-- BEGIN Records shown --

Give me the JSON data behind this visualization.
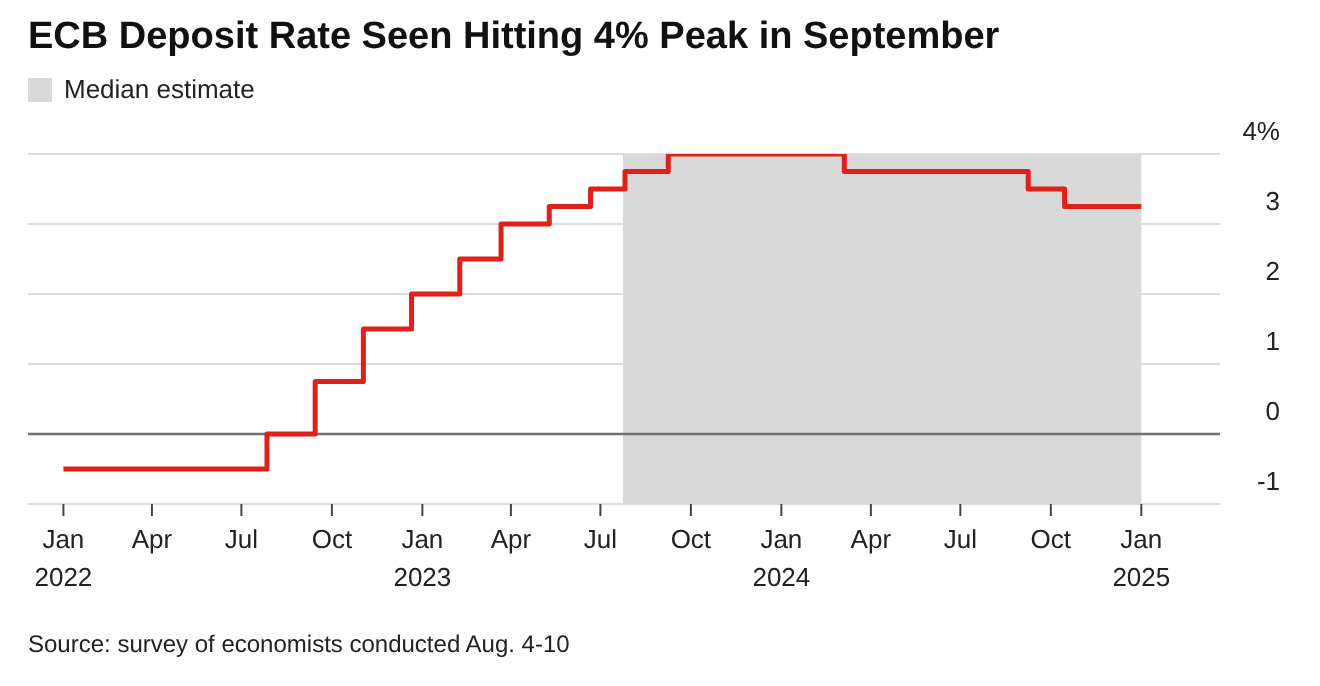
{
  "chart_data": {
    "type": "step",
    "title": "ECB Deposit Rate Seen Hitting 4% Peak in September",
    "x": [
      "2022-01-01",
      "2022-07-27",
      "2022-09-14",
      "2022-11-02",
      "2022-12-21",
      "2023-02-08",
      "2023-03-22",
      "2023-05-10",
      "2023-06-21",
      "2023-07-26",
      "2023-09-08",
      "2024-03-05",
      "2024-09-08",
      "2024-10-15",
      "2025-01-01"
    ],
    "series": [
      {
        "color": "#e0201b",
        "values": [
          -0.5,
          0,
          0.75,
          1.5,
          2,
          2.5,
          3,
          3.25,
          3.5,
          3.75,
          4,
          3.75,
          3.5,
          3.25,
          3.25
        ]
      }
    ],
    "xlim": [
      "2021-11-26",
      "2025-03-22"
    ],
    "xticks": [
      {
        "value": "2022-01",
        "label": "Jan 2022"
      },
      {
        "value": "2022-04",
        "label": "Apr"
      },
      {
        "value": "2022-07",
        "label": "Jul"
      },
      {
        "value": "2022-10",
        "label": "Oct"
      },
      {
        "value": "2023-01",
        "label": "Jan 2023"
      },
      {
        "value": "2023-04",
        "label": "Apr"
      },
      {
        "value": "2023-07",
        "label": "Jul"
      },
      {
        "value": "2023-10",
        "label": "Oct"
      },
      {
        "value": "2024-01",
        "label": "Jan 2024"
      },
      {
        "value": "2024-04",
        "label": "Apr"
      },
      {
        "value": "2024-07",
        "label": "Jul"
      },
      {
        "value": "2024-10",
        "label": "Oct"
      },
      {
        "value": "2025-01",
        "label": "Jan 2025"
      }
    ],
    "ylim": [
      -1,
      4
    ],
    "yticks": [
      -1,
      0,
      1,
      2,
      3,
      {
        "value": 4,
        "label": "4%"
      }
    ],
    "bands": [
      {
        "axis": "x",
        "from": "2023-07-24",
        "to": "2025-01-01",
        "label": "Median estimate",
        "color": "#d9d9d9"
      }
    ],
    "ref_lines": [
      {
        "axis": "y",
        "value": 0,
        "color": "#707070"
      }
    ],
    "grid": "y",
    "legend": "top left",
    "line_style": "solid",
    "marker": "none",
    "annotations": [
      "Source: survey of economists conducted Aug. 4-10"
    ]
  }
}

-- END Records shown --

### What you should do
Quote everything in the listing above exactly; pictures are the only thing to omit.

### Result of this exercise
Give me the JSON data behind this visualization.
{
  "chart_data": {
    "type": "step",
    "title": "ECB Deposit Rate Seen Hitting 4% Peak in September",
    "x": [
      "2022-01-01",
      "2022-07-27",
      "2022-09-14",
      "2022-11-02",
      "2022-12-21",
      "2023-02-08",
      "2023-03-22",
      "2023-05-10",
      "2023-06-21",
      "2023-07-26",
      "2023-09-08",
      "2024-03-05",
      "2024-09-08",
      "2024-10-15",
      "2025-01-01"
    ],
    "series": [
      {
        "color": "#e0201b",
        "values": [
          -0.5,
          0,
          0.75,
          1.5,
          2,
          2.5,
          3,
          3.25,
          3.5,
          3.75,
          4,
          3.75,
          3.5,
          3.25,
          3.25
        ]
      }
    ],
    "xlim": [
      "2021-11-26",
      "2025-03-22"
    ],
    "xticks": [
      {
        "value": "2022-01",
        "label": "Jan 2022"
      },
      {
        "value": "2022-04",
        "label": "Apr"
      },
      {
        "value": "2022-07",
        "label": "Jul"
      },
      {
        "value": "2022-10",
        "label": "Oct"
      },
      {
        "value": "2023-01",
        "label": "Jan 2023"
      },
      {
        "value": "2023-04",
        "label": "Apr"
      },
      {
        "value": "2023-07",
        "label": "Jul"
      },
      {
        "value": "2023-10",
        "label": "Oct"
      },
      {
        "value": "2024-01",
        "label": "Jan 2024"
      },
      {
        "value": "2024-04",
        "label": "Apr"
      },
      {
        "value": "2024-07",
        "label": "Jul"
      },
      {
        "value": "2024-10",
        "label": "Oct"
      },
      {
        "value": "2025-01",
        "label": "Jan 2025"
      }
    ],
    "ylim": [
      -1,
      4
    ],
    "yticks": [
      -1,
      0,
      1,
      2,
      3,
      {
        "value": 4,
        "label": "4%"
      }
    ],
    "bands": [
      {
        "axis": "x",
        "from": "2023-07-24",
        "to": "2025-01-01",
        "label": "Median estimate",
        "color": "#d9d9d9"
      }
    ],
    "ref_lines": [
      {
        "axis": "y",
        "value": 0,
        "color": "#707070"
      }
    ],
    "grid": "y",
    "legend": "top left",
    "line_style": "solid",
    "marker": "none",
    "annotations": [
      "Source: survey of economists conducted Aug. 4-10"
    ]
  }
}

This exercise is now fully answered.